Goal: The listing below is to be output in its exact form.

Records shown:
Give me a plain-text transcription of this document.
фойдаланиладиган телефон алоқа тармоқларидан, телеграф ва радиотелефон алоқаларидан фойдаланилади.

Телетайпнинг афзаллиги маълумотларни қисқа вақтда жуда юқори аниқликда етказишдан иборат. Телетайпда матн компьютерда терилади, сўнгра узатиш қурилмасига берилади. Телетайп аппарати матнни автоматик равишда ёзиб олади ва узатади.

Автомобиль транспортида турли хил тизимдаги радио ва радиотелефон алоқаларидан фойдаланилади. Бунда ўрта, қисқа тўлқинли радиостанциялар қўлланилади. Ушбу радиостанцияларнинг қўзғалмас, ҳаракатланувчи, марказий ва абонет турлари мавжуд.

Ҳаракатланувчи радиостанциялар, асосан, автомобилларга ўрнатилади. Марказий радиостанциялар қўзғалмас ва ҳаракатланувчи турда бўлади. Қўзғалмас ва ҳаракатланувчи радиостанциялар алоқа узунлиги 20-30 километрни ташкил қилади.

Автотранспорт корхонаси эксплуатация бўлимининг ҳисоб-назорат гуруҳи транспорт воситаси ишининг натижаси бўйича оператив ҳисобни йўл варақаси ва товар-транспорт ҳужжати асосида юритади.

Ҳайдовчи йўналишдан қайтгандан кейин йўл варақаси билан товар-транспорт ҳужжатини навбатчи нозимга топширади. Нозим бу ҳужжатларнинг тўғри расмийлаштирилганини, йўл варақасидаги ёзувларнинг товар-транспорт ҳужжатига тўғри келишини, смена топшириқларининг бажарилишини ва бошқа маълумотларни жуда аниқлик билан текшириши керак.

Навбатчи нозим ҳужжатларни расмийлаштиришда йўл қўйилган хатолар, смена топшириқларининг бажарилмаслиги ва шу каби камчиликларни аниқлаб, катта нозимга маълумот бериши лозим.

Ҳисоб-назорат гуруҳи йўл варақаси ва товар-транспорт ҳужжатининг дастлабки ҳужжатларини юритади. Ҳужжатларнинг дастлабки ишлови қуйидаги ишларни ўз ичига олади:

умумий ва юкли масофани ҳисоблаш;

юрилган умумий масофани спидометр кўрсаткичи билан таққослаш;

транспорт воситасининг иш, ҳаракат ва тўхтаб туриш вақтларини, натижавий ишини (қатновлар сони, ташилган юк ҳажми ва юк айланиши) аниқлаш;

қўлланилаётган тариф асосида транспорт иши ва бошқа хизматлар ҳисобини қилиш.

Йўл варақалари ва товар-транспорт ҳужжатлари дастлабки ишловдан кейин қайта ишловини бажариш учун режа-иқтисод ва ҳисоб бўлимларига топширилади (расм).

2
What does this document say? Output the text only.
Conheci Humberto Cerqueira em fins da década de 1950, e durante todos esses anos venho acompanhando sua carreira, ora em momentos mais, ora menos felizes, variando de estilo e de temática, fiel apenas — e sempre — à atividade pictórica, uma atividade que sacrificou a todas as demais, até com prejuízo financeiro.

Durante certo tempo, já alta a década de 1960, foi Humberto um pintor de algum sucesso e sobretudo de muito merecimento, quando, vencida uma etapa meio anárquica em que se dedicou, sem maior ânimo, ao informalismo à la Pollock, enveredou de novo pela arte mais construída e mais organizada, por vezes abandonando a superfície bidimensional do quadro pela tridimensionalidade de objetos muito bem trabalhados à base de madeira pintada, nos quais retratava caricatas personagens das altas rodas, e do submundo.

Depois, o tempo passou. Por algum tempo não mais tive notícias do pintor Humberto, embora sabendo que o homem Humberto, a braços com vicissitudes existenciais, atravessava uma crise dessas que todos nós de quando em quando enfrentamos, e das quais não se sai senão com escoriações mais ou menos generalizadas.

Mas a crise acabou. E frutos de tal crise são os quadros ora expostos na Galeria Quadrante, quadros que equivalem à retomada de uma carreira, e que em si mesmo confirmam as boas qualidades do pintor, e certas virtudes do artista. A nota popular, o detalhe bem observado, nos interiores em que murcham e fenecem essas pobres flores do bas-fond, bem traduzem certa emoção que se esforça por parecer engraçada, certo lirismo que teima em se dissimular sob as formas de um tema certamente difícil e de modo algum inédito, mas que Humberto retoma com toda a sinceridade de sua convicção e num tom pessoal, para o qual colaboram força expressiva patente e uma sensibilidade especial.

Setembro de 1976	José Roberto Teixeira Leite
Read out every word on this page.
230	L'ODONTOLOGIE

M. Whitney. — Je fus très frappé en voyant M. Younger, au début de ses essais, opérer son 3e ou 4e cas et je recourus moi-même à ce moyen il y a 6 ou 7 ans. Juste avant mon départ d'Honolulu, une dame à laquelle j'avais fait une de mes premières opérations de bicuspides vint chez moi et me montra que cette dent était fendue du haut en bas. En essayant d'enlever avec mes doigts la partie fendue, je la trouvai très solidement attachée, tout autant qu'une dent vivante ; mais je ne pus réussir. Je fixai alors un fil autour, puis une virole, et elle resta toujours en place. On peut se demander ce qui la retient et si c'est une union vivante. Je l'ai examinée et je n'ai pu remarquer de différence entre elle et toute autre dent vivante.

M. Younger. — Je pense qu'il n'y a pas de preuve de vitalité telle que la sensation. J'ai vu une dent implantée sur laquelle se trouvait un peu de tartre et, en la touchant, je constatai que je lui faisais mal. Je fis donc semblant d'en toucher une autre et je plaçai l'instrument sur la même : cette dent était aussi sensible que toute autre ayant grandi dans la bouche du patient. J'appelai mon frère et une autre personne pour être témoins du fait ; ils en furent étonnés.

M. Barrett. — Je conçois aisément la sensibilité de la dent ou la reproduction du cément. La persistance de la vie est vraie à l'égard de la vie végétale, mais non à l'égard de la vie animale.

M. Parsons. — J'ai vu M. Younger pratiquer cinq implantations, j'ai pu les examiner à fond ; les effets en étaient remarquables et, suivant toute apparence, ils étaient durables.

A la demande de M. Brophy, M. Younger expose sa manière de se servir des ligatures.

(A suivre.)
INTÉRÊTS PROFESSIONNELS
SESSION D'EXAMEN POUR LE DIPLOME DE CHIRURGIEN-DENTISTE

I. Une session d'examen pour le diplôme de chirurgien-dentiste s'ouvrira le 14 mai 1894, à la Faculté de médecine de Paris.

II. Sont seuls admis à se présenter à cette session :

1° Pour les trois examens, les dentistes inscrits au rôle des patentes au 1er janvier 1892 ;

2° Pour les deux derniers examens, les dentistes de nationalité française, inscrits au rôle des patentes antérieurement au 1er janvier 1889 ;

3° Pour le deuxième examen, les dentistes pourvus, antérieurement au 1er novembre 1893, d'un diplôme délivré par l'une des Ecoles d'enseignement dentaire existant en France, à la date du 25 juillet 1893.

Expected output:
Give me a plain-text transcription of this document.
фойдаланиладиган телефон алоқа тармоқларидан, телеграф ва радиотелефон алоқаларидан фойдаланилади.

Телетайпнинг афзаллиги маълумотларни қисқа вақтда жуда юқори аниқликда етказишдан иборат. Телетайпда матн компьютерда терилади, сўнгра узатиш қурилмасига берилади. Телетайп аппарати матнни автоматик равишда ёзиб олади ва узатади.

Автомобиль транспортида турли хил тизимдаги радио ва радиотелефон алоқаларидан фойдаланилади. Бунда ўрта, қисқа тўлқинли радиостанциялар қўлланилади. Ушбу радиостанцияларнинг қўзғалмас, ҳаракатланувчи, марказий ва абонет турлари мавжуд.

Ҳаракатланувчи радиостанциялар, асосан, автомобилларга ўрнатилади. Марказий радиостанциялар қўзғалмас ва ҳаракатланувчи турда бўлади. Қўзғалмас ва ҳаракатланувчи радиостанциялар алоқа узунлиги 20-30 километрни ташкил қилади.

Автотранспорт корхонаси эксплуатация бўлимининг ҳисоб-назорат гуруҳи транспорт воситаси ишининг натижаси бўйича оператив ҳисобни йўл варақаси ва товар-транспорт ҳужжати асосида юритади.

Ҳайдовчи йўналишдан қайтгандан кейин йўл варақаси билан товар-транспорт ҳужжатини навбатчи нозимга топширади. Нозим бу ҳужжатларнинг тўғри расмийлаштирилганини, йўл варақасидаги ёзувларнинг товар-транспорт ҳужжатига тўғри келишини, смена топшириқларининг бажарилишини ва бошқа маълумотларни жуда аниқлик билан текшириши керак.

Навбатчи нозим ҳужжатларни расмийлаштиришда йўл қўйилган хатолар, смена топшириқларининг бажарилмаслиги ва шу каби камчиликларни аниқлаб, катта нозимга маълумот бериши лозим.

Ҳисоб-назорат гуруҳи йўл варақаси ва товар-транспорт ҳужжатининг дастлабки ҳужжатларини юритади. Ҳужжатларнинг дастлабки ишлови қуйидаги ишларни ўз ичига олади:

умумий ва юкли масофани ҳисоблаш;

юрилган умумий масофани спидометр кўрсаткичи билан таққослаш;

транспорт воситасининг иш, ҳаракат ва тўхтаб туриш вақтларини, натижавий ишини (қатновлар сони, ташилган юк ҳажми ва юк айланиши) аниқлаш;

қўлланилаётган тариф асосида транспорт иши ва бошқа хизматлар ҳисобини қилиш.

Йўл варақалари ва товар-транспорт ҳужжатлари дастлабки ишловдан кейин қайта ишловини бажариш учун режа-иқтисод ва ҳисоб бўлимларига топширилади (расм).

2
What does this document say? Output the text only.
Conheci Humberto Cerqueira em fins da década de 1950, e durante todos esses anos venho acompanhando sua carreira, ora em momentos mais, ora menos felizes, variando de estilo e de temática, fiel apenas — e sempre — à atividade pictórica, uma atividade que sacrificou a todas as demais, até com prejuízo financeiro.

Durante certo tempo, já alta a década de 1960, foi Humberto um pintor de algum sucesso e sobretudo de muito merecimento, quando, vencida uma etapa meio anárquica em que se dedicou, sem maior ânimo, ao informalismo à la Pollock, enveredou de novo pela arte mais construída e mais organizada, por vezes abandonando a superfície bidimensional do quadro pela tridimensionalidade de objetos muito bem trabalhados à base de madeira pintada, nos quais retratava caricatas personagens das altas rodas, e do submundo.

Depois, o tempo passou. Por algum tempo não mais tive notícias do pintor Humberto, embora sabendo que o homem Humberto, a braços com vicissitudes existenciais, atravessava uma crise dessas que todos nós de quando em quando enfrentamos, e das quais não se sai senão com escoriações mais ou menos generalizadas.

Mas a crise acabou. E frutos de tal crise são os quadros ora expostos na Galeria Quadrante, quadros que equivalem à retomada de uma carreira, e que em si mesmo confirmam as boas qualidades do pintor, e certas virtudes do artista. A nota popular, o detalhe bem observado, nos interiores em que murcham e fenecem essas pobres flores do bas-fond, bem traduzem certa emoção que se esforça por parecer engraçada, certo lirismo que teima em se dissimular sob as formas de um tema certamente difícil e de modo algum inédito, mas que Humberto retoma com toda a sinceridade de sua convicção e num tom pessoal, para o qual colaboram força expressiva patente e uma sensibilidade especial.

Setembro de 1976	José Roberto Teixeira Leite
Read out every word on this page.
230	L'ODONTOLOGIE

M. Whitney. — Je fus très frappé en voyant M. Younger, au début de ses essais, opérer son 3e ou 4e cas et je recourus moi-même à ce moyen il y a 6 ou 7 ans. Juste avant mon départ d'Honolulu, une dame à laquelle j'avais fait une de mes premières opérations de bicuspides vint chez moi et me montra que cette dent était fendue du haut en bas. En essayant d'enlever avec mes doigts la partie fendue, je la trouvai très solidement attachée, tout autant qu'une dent vivante ; mais je ne pus réussir. Je fixai alors un fil autour, puis une virole, et elle resta toujours en place. On peut se demander ce qui la retient et si c'est une union vivante. Je l'ai examinée et je n'ai pu remarquer de différence entre elle et toute autre dent vivante.

M. Younger. — Je pense qu'il n'y a pas de preuve de vitalité telle que la sensation. J'ai vu une dent implantée sur laquelle se trouvait un peu de tartre et, en la touchant, je constatai que je lui faisais mal. Je fis donc semblant d'en toucher une autre et je plaçai l'instrument sur la même : cette dent était aussi sensible que toute autre ayant grandi dans la bouche du patient. J'appelai mon frère et une autre personne pour être témoins du fait ; ils en furent étonnés.

M. Barrett. — Je conçois aisément la sensibilité de la dent ou la reproduction du cément. La persistance de la vie est vraie à l'égard de la vie végétale, mais non à l'égard de la vie animale.

M. Parsons. — J'ai vu M. Younger pratiquer cinq implantations, j'ai pu les examiner à fond ; les effets en étaient remarquables et, suivant toute apparence, ils étaient durables.

A la demande de M. Brophy, M. Younger expose sa manière de se servir des ligatures.

(A suivre.)
INTÉRÊTS PROFESSIONNELS
SESSION D'EXAMEN POUR LE DIPLOME DE CHIRURGIEN-DENTISTE

I. Une session d'examen pour le diplôme de chirurgien-dentiste s'ouvrira le 14 mai 1894, à la Faculté de médecine de Paris.

II. Sont seuls admis à se présenter à cette session :

1° Pour les trois examens, les dentistes inscrits au rôle des patentes au 1er janvier 1892 ;

2° Pour les deux derniers examens, les dentistes de nationalité française, inscrits au rôle des patentes antérieurement au 1er janvier 1889 ;

3° Pour le deuxième examen, les dentistes pourvus, antérieurement au 1er novembre 1893, d'un diplôme délivré par l'une des Ecoles d'enseignement dentaire existant en France, à la date du 25 juillet 1893.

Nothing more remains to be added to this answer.